Л. Наумов: Мы с Наум Ихильевичем Клейманом тоже на эту говорили несколько раз. Я в корне не согласен с такой точкой зрения. Понимаете, мне кажется, что здесь происходит еще одна важная вещь. То есть, Тарковский в свой советский период очень и очень интенсивно питался всем, что было вокруг него. Он был в какой-то очень привычной для него среде, если угодно. А «Ностальгия» и «Жертвоприношение» - это Тарковский как он есть. Это Тарковский один, это Тарковский, оторванный от всего. Где он может рассчитывать только на себя. Только та часть, в том числе, и России, которая у него внутри, может отразиться в этой картине. Другой нету вообще. Это как будто он в вакууме, в открытом космосе. Поэтому, мне представляется, что эти картины, в каком-то смысле, более знаковые, если угодно. Такой дистиллят Тарковского, если можно так сказать.

=== Данные ===
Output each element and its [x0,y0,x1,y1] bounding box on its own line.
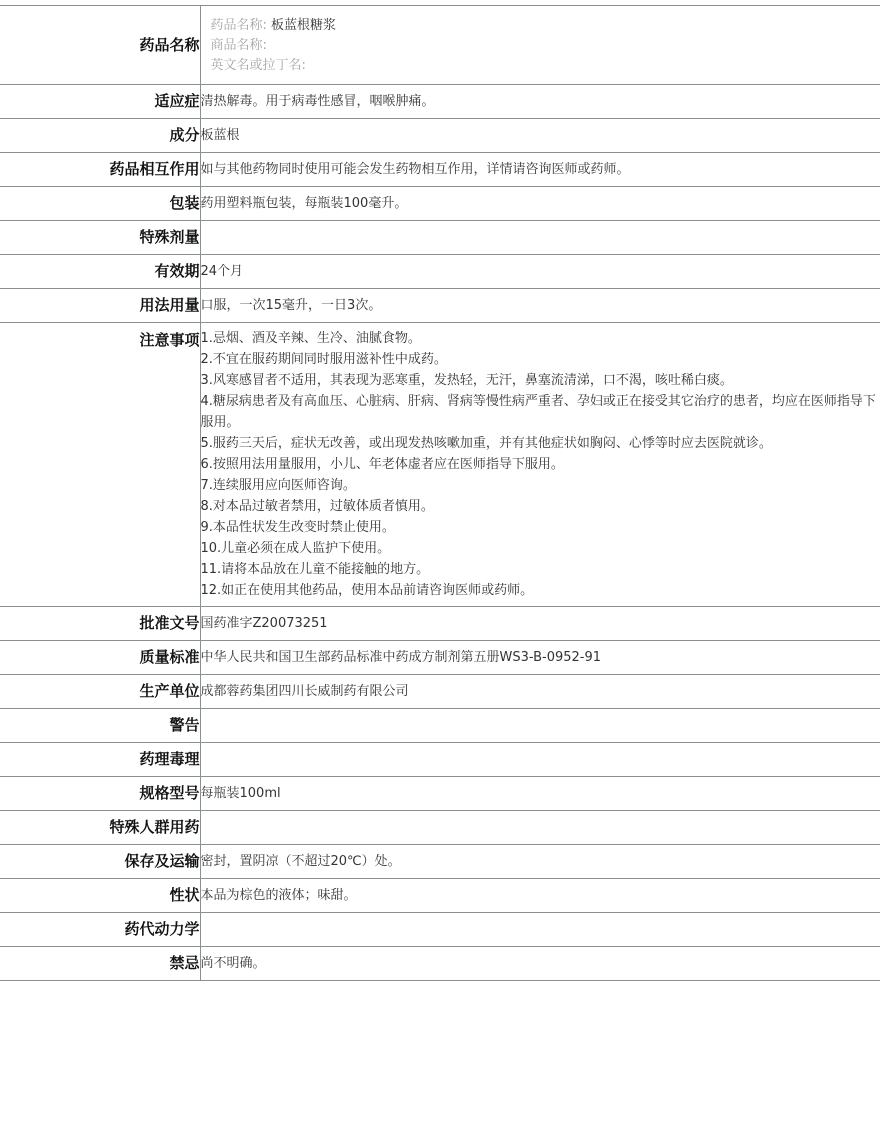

=== Условие задания ===
Скопируйте дословно фрагмент текста о Тарковском от слов «Л. Наумов: Мы» до слов «можно так сказать.».

=== Полный ответ ===
Л. Наумов: Мы с Наум Ихильевичем Клейманом тоже на эту говорили несколько раз. Я в корне не согласен с такой точкой зрения. Понимаете, мне кажется, что здесь происходит еще одна важная вещь. То есть, Тарковский в свой советский период очень и очень интенсивно питался всем, что было вокруг него. Он был в какой-то очень привычной для него среде, если угодно. А «Ностальгия» и «Жертвоприношение» - это Тарковский как он есть. Это Тарковский один, это Тарковский, оторванный от всего. Где он может рассчитывать только на себя. Только та часть, в том числе, и России, которая у него внутри, может отразиться в этой картине. Другой нету вообще. Это как будто он в вакууме, в открытом космосе. Поэтому, мне представляется, что эти картины, в каком-то смысле, более знаковые, если угодно. Такой дистиллят Тарковского, если можно так сказать.